◆ **Source data**:
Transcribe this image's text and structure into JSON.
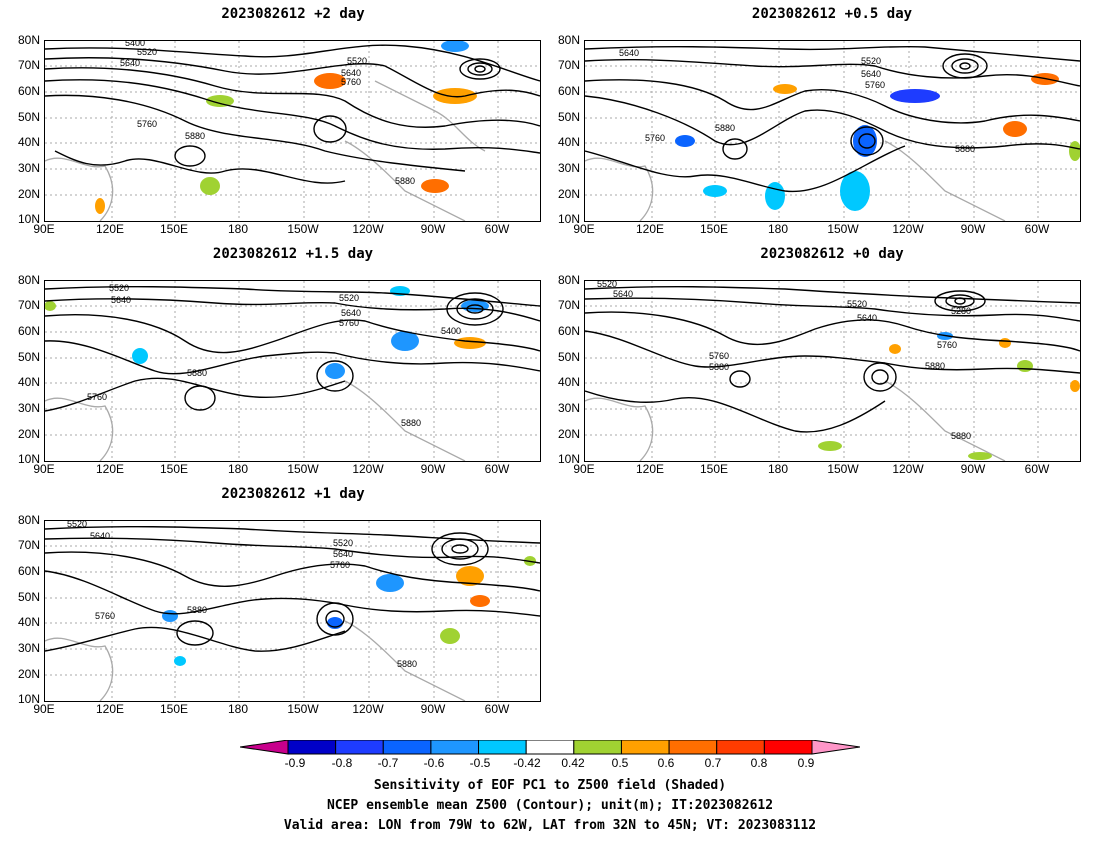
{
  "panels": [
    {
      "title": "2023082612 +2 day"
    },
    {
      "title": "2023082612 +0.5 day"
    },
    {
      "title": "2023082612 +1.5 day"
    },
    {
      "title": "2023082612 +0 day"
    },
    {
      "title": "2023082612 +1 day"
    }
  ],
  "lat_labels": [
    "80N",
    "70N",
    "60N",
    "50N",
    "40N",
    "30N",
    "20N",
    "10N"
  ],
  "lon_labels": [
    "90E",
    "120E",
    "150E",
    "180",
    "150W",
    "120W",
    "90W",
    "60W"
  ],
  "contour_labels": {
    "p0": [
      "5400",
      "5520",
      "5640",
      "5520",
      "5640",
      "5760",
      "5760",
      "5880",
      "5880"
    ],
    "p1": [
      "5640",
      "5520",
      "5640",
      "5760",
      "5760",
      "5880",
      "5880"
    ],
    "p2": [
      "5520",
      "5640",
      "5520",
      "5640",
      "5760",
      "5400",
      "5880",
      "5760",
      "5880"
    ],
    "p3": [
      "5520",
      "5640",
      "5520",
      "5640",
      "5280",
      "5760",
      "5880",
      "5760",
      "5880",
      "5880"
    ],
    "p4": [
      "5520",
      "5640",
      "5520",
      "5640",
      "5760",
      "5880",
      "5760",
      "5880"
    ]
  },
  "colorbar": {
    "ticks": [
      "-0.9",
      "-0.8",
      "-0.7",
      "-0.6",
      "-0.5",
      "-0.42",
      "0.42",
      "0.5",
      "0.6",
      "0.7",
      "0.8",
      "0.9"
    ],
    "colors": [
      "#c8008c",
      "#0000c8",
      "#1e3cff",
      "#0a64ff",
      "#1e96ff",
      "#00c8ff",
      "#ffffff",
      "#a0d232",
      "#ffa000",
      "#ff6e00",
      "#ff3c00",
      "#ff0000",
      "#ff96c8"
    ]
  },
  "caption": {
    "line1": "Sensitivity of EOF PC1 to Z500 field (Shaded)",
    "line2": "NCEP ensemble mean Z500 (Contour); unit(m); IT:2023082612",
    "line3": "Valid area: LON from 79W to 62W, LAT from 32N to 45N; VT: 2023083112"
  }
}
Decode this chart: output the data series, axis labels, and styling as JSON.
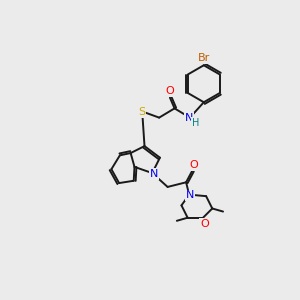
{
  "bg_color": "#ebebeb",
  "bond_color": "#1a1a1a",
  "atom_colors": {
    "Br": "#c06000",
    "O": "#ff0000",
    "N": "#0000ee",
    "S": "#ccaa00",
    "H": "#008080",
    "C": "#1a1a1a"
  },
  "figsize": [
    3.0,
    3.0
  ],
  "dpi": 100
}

◆ **Task statement**: Print exactly the span of lines that begins with the line containing "Decode this chart: output" and ends with the last line of the listing, with no pictures.

◆ **Expected answer**:
Decode this chart: output the data series, axis labels, and styling as JSON.
{
  "bg_color": "#ebebeb",
  "bond_color": "#1a1a1a",
  "atom_colors": {
    "Br": "#c06000",
    "O": "#ff0000",
    "N": "#0000ee",
    "S": "#ccaa00",
    "H": "#008080",
    "C": "#1a1a1a"
  },
  "figsize": [
    3.0,
    3.0
  ],
  "dpi": 100
}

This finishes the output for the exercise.